--- SUPPLIED MATERIAL Enclosed Below ---
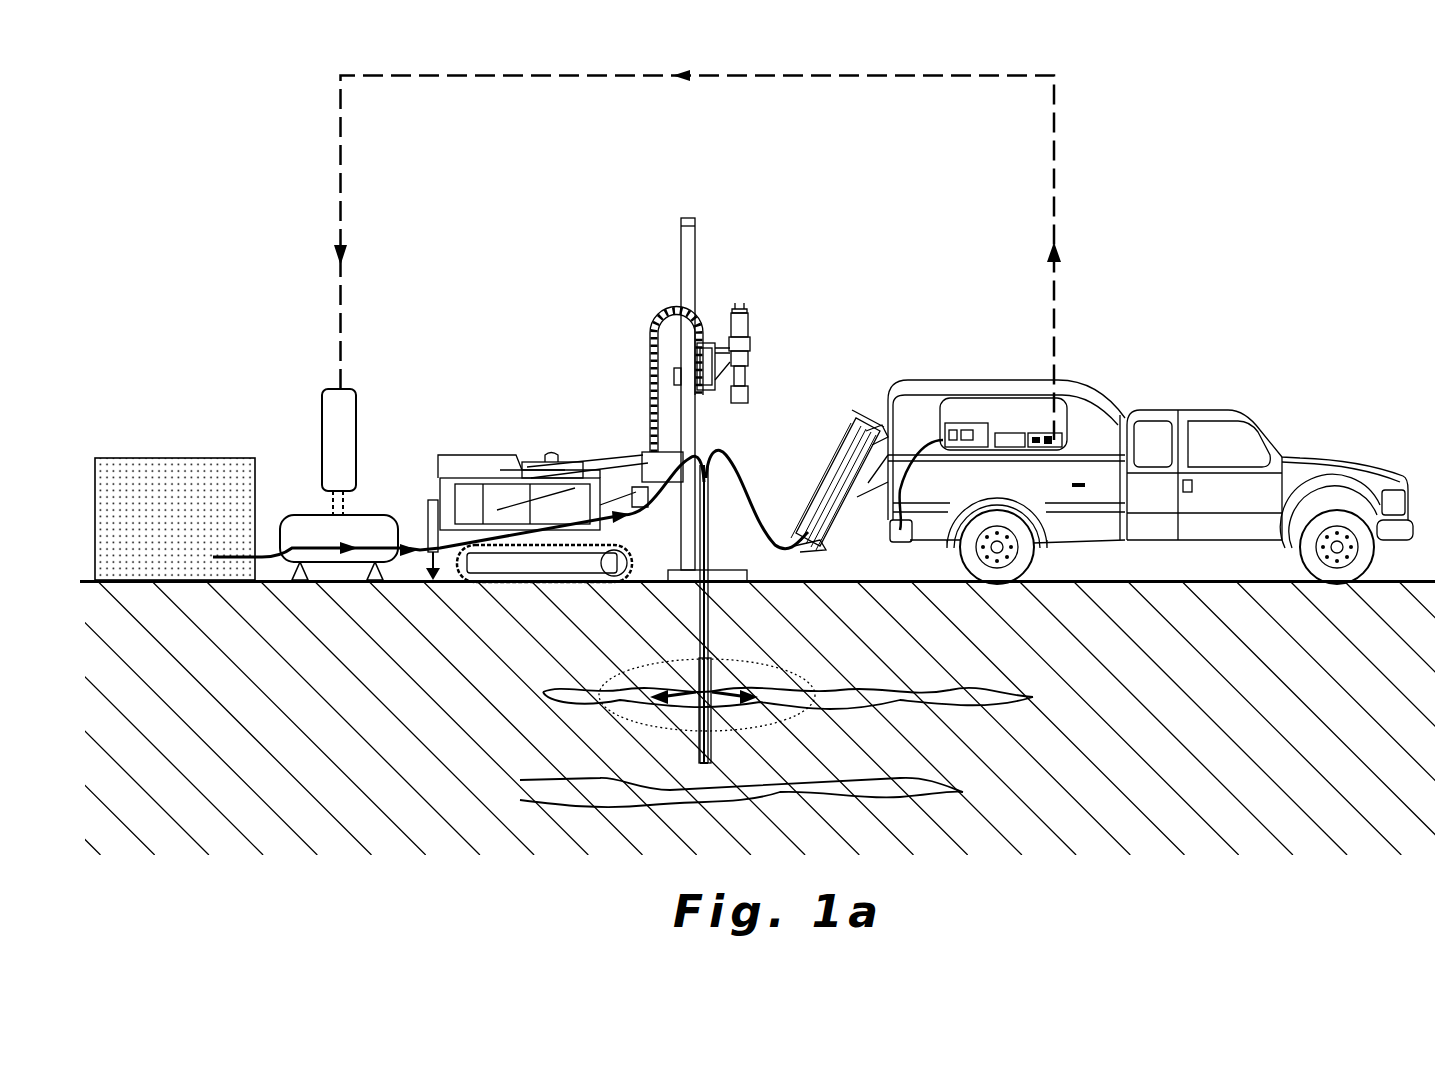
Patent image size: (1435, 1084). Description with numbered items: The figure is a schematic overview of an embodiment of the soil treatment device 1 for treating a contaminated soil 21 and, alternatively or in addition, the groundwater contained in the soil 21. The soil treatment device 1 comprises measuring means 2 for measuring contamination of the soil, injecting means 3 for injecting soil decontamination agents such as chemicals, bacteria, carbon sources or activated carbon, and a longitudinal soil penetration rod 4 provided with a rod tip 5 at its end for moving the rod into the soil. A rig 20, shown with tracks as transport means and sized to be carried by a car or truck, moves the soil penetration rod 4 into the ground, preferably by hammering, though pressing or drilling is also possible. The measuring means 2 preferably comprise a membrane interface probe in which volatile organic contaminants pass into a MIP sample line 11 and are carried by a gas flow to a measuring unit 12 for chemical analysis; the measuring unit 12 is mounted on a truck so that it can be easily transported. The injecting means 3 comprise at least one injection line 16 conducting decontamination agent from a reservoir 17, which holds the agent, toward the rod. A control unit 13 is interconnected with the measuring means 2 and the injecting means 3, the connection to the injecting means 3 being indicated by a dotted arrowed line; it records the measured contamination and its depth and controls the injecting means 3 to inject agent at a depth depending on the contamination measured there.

The soil treatment device 1 is at (1225, 220).
The measuring means 2 is at (957, 415).
The injecting means 3 is at (382, 450).
The soil penetration rod 4 is at (710, 682).
The rod tip 5 is at (707, 763).
The MIP sample line 11 is at (747, 500).
The measuring unit 12 is at (1102, 430).
The control unit 13 is at (1067, 440).
The injection line 16 is at (700, 627).
The reservoir 17 is at (182, 478).
The rig 20 is at (500, 437).
The contaminated soil 21 is at (912, 782).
--- End of Enclosed SUPPLIED MATERIAL ---
◆ INSTRUCTIONS TO FOLLOW
Apart from the pictures, set down all the entries above exactly.

◆ WRITTEN SOLUTION
Patent image size: (1435, 1084). Description with numbered items: The figure is a schematic overview of an embodiment of the soil treatment device 1 for treating a contaminated soil 21 and, alternatively or in addition, the groundwater contained in the soil 21. The soil treatment device 1 comprises measuring means 2 for measuring contamination of the soil, injecting means 3 for injecting soil decontamination agents such as chemicals, bacteria, carbon sources or activated carbon, and a longitudinal soil penetration rod 4 provided with a rod tip 5 at its end for moving the rod into the soil. A rig 20, shown with tracks as transport means and sized to be carried by a car or truck, moves the soil penetration rod 4 into the ground, preferably by hammering, though pressing or drilling is also possible. The measuring means 2 preferably comprise a membrane interface probe in which volatile organic contaminants pass into a MIP sample line 11 and are carried by a gas flow to a measuring unit 12 for chemical analysis; the measuring unit 12 is mounted on a truck so that it can be easily transported. The injecting means 3 comprise at least one injection line 16 conducting decontamination agent from a reservoir 17, which holds the agent, toward the rod. A control unit 13 is interconnected with the measuring means 2 and the injecting means 3, the connection to the injecting means 3 being indicated by a dotted arrowed line; it records the measured contamination and its depth and controls the injecting means 3 to inject agent at a depth depending on the contamination measured there.

The soil treatment device 1 is at (1225, 220).
The measuring means 2 is at (957, 415).
The injecting means 3 is at (382, 450).
The soil penetration rod 4 is at (710, 682).
The rod tip 5 is at (707, 763).
The MIP sample line 11 is at (747, 500).
The measuring unit 12 is at (1102, 430).
The control unit 13 is at (1067, 440).
The injection line 16 is at (700, 627).
The reservoir 17 is at (182, 478).
The rig 20 is at (500, 437).
The contaminated soil 21 is at (912, 782).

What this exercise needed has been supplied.